▶ **Written request**: All entries below need to be written out exactly, but without their pictures.

═════ Data extract

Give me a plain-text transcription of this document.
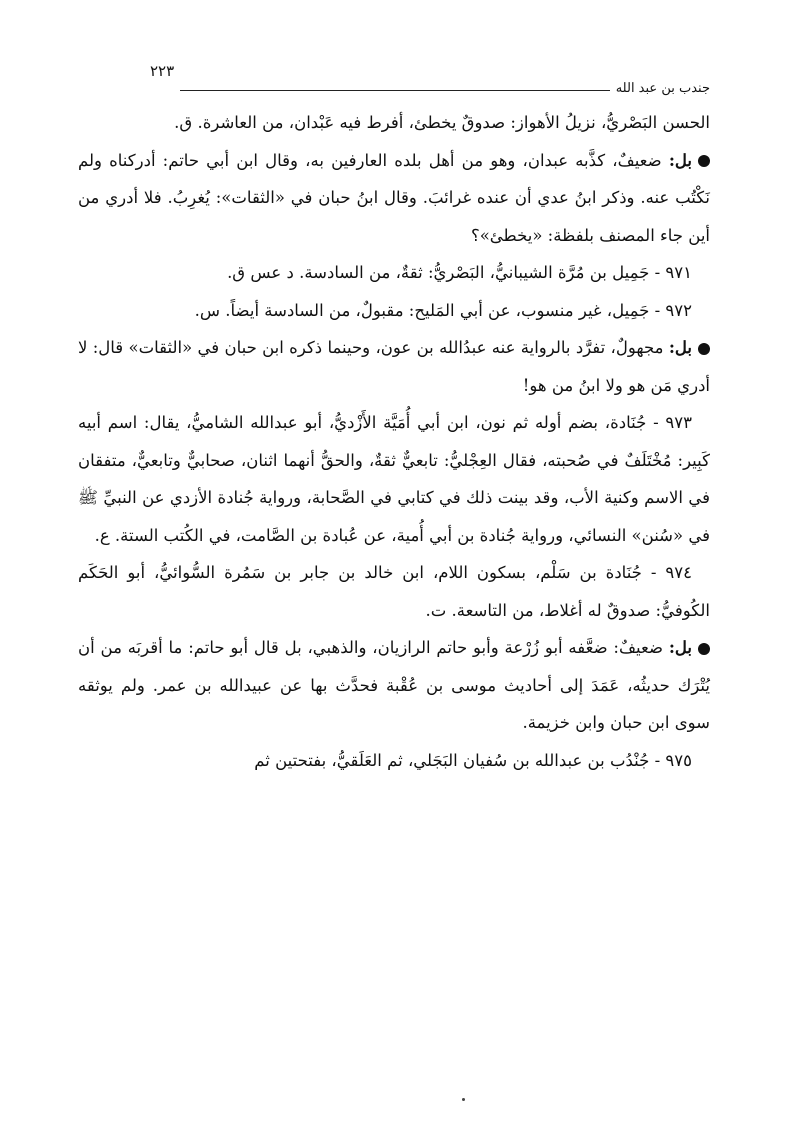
جندب بن عبد الله
٢٢٣

الحسن البَصْريُّ، نزيلُ الأهواز: صدوقٌ يخطئ، أفرط فيه عَبْدان، من العاشرة. ق.

بل: ضعيفٌ، كذَّبه عبدان، وهو من أهل بلده العارفين به، وقال ابن أبي حاتم: أدركناه ولم نَكْتُب عنه. وذكر ابنُ عدي أن عنده غرائبَ. وقال ابنُ حبان في «الثقات»: يُغرِبُ. فلا أدري من أين جاء المصنف بلفظة: «يخطئ»؟

٩٧١ - جَمِيل بن مُرَّة الشيبانيُّ، البَصْريُّ: ثقةٌ، من السادسة. د عس ق.

٩٧٢ - جَمِيل، غير منسوب، عن أبي المَليح: مقبولٌ، من السادسة أيضاً. س.

بل: مجهولٌ، تفرَّد بالرواية عنه عبدُالله بن عون، وحينما ذكره ابن حبان في «الثقات» قال: لا أدري مَن هو ولا ابنُ من هو!

٩٧٣ - جُنَادة، بضم أوله ثم نون، ابن أبي أُمَيَّة الأَزْديُّ، أبو عبدالله الشاميُّ، يقال: اسم أبيه كَبِير: مُخْتَلَفٌ في صُحبته، فقال العِجْليُّ: تابعيٌّ ثقةٌ، والحقُّ أنهما اثنان، صحابيٌّ وتابعيٌّ، متفقان في الاسم وكنية الأب، وقد بينت ذلك في كتابي في الصَّحابة، ورواية جُنادة الأزدي عن النبيِّ ﷺ في «سُنن» النسائي، ورواية جُنادة بن أبي أُمية، عن عُبادة بن الصَّامت، في الكُتب الستة. ع.

٩٧٤ - جُنَادة بن سَلْم، بسكون اللام، ابن خالد بن جابر بن سَمُرة السُّوائيُّ، أبو الحَكَم الكُوفيُّ: صدوقٌ له أغلاط، من التاسعة. ت.

بل: ضعيفٌ: ضعَّفه أبو زُرْعة وأبو حاتم الرازيان، والذهبي، بل قال أبو حاتم: ما أقربَه من أن يُتْرَك حديثُه، عَمَدَ إلى أحاديث موسى بن عُقْبة فحدَّث بها عن عبيدالله بن عمر. ولم يوثقه سوى ابن حبان وابن خزيمة.

٩٧٥ - جُنْدُب بن عبدالله بن سُفيان البَجَلي، ثم العَلَقيُّ، بفتحتين ثم
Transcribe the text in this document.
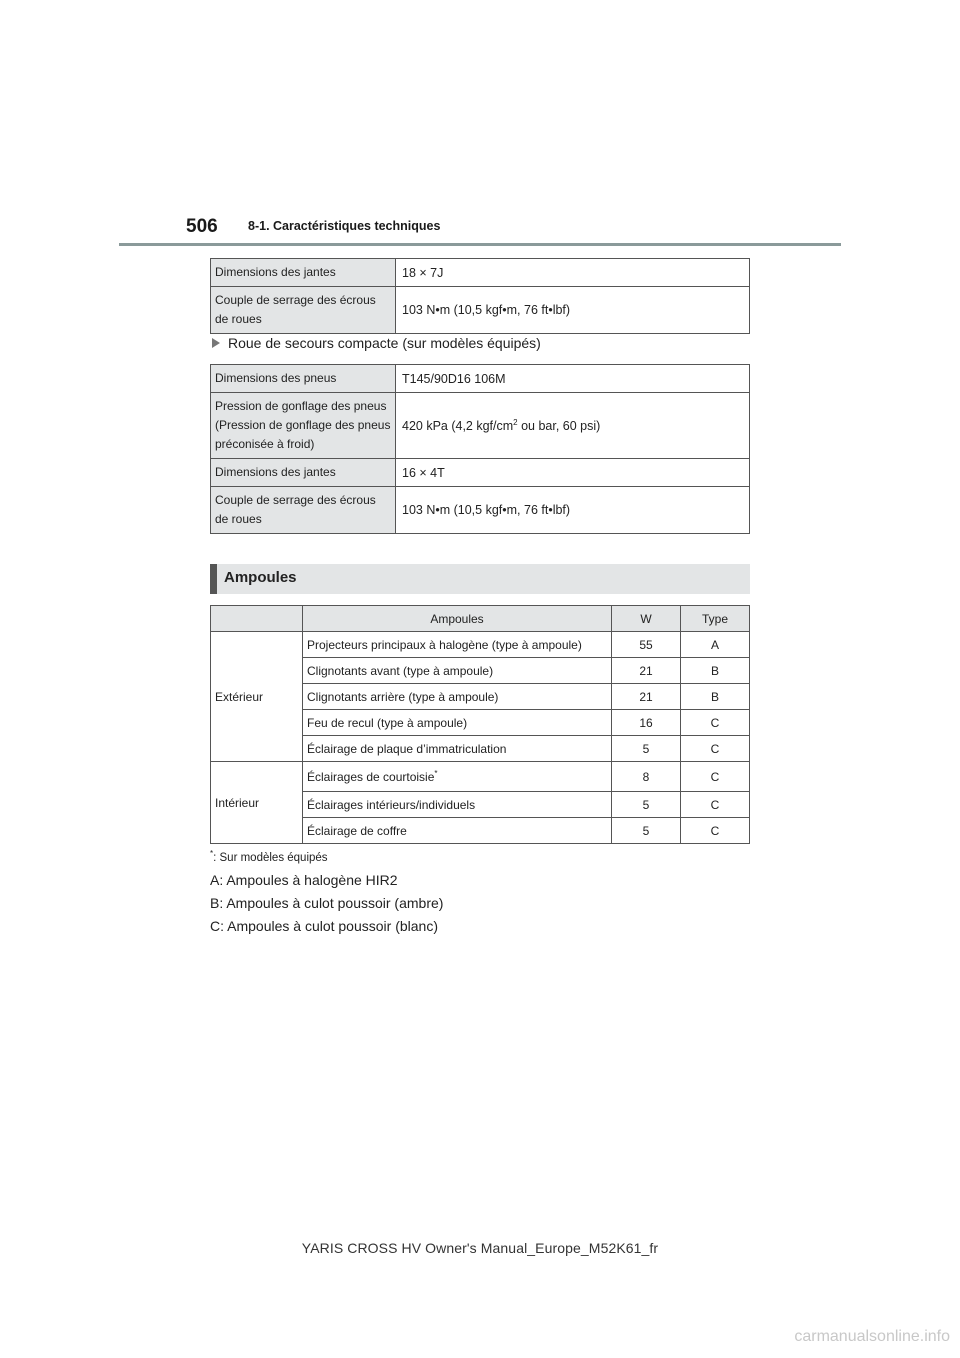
506 8-1. Caractéristiques techniques
Dimensions des jantes	18 × 7J
Couple de serrage des écrous de roues	103 N•m (10,5 kgf•m, 76 ft•lbf)
Roue de secours compacte (sur modèles équipés)
Dimensions des pneus	T145/90D16 106M
Pression de gonflage des pneus (Pression de gonflage des pneus préconisée à froid)	420 kPa (4,2 kgf/$cm^2$ ou bar, 60 psi)
Dimensions des jantes	16 × 4T
Couple de serrage des écrous de roues	103 N•m (10,5 kgf•m, 76 ft•lbf)
Ampoules
	Ampoules	W	Type
Extérieur	Projecteurs principaux à halogène (type à ampoule)	55	A
	Clignotants avant (type à ampoule)	21	B
	Clignotants arrière (type à ampoule)	21	B
	Feu de recul (type à ampoule)	16	C
	Éclairage de plaque d’immatriculation	5	C
Intérieur	Éclairages de courtoisie*	8	C
	Éclairages intérieurs/individuels	5	C
	Éclairage de coffre	5	C
*: Sur modèles équipés
A: Ampoules à halogène HIR2
B: Ampoules à culot poussoir (ambre)
C: Ampoules à culot poussoir (blanc)
YARIS CROSS HV Owner's Manual_Europe_M52K61_fr
carmanualsonline.info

══════════

▶ **Written answer**:
Give me a plain-text transcription of this document.
جندب بن عبد الله
٢٢٣

الحسن البَصْريُّ، نزيلُ الأهواز: صدوقٌ يخطئ، أفرط فيه عَبْدان، من العاشرة. ق.

بل: ضعيفٌ، كذَّبه عبدان، وهو من أهل بلده العارفين به، وقال ابن أبي حاتم: أدركناه ولم نَكْتُب عنه. وذكر ابنُ عدي أن عنده غرائبَ. وقال ابنُ حبان في «الثقات»: يُغرِبُ. فلا أدري من أين جاء المصنف بلفظة: «يخطئ»؟

٩٧١ - جَمِيل بن مُرَّة الشيبانيُّ، البَصْريُّ: ثقةٌ، من السادسة. د عس ق.

٩٧٢ - جَمِيل، غير منسوب، عن أبي المَليح: مقبولٌ، من السادسة أيضاً. س.

بل: مجهولٌ، تفرَّد بالرواية عنه عبدُالله بن عون، وحينما ذكره ابن حبان في «الثقات» قال: لا أدري مَن هو ولا ابنُ من هو!

٩٧٣ - جُنَادة، بضم أوله ثم نون، ابن أبي أُمَيَّة الأَزْديُّ، أبو عبدالله الشاميُّ، يقال: اسم أبيه كَبِير: مُخْتَلَفٌ في صُحبته، فقال العِجْليُّ: تابعيٌّ ثقةٌ، والحقُّ أنهما اثنان، صحابيٌّ وتابعيٌّ، متفقان في الاسم وكنية الأب، وقد بينت ذلك في كتابي في الصَّحابة، ورواية جُنادة الأزدي عن النبيِّ ﷺ في «سُنن» النسائي، ورواية جُنادة بن أبي أُمية، عن عُبادة بن الصَّامت، في الكُتب الستة. ع.

٩٧٤ - جُنَادة بن سَلْم، بسكون اللام، ابن خالد بن جابر بن سَمُرة السُّوائيُّ، أبو الحَكَم الكُوفيُّ: صدوقٌ له أغلاط، من التاسعة. ت.

بل: ضعيفٌ: ضعَّفه أبو زُرْعة وأبو حاتم الرازيان، والذهبي، بل قال أبو حاتم: ما أقربَه من أن يُتْرَك حديثُه، عَمَدَ إلى أحاديث موسى بن عُقْبة فحدَّث بها عن عبيدالله بن عمر. ولم يوثقه سوى ابن حبان وابن خزيمة.

٩٧٥ - جُنْدُب بن عبدالله بن سُفيان البَجَلي، ثم العَلَقيُّ، بفتحتين ثم
Transcribe the text in this document.
506 8-1. Caractéristiques techniques
Dimensions des jantes	18 × 7J
Couple de serrage des écrous de roues	103 N•m (10,5 kgf•m, 76 ft•lbf)
Roue de secours compacte (sur modèles équipés)
Dimensions des pneus	T145/90D16 106M
Pression de gonflage des pneus (Pression de gonflage des pneus préconisée à froid)	420 kPa (4,2 kgf/$cm^2$ ou bar, 60 psi)
Dimensions des jantes	16 × 4T
Couple de serrage des écrous de roues	103 N•m (10,5 kgf•m, 76 ft•lbf)
Ampoules
	Ampoules	W	Type
Extérieur	Projecteurs principaux à halogène (type à ampoule)	55	A
	Clignotants avant (type à ampoule)	21	B
	Clignotants arrière (type à ampoule)	21	B
	Feu de recul (type à ampoule)	16	C
	Éclairage de plaque d’immatriculation	5	C
Intérieur	Éclairages de courtoisie*	8	C
	Éclairages intérieurs/individuels	5	C
	Éclairage de coffre	5	C
*: Sur modèles équipés
A: Ampoules à halogène HIR2
B: Ampoules à culot poussoir (ambre)
C: Ampoules à culot poussoir (blanc)
YARIS CROSS HV Owner's Manual_Europe_M52K61_fr
carmanualsonline.info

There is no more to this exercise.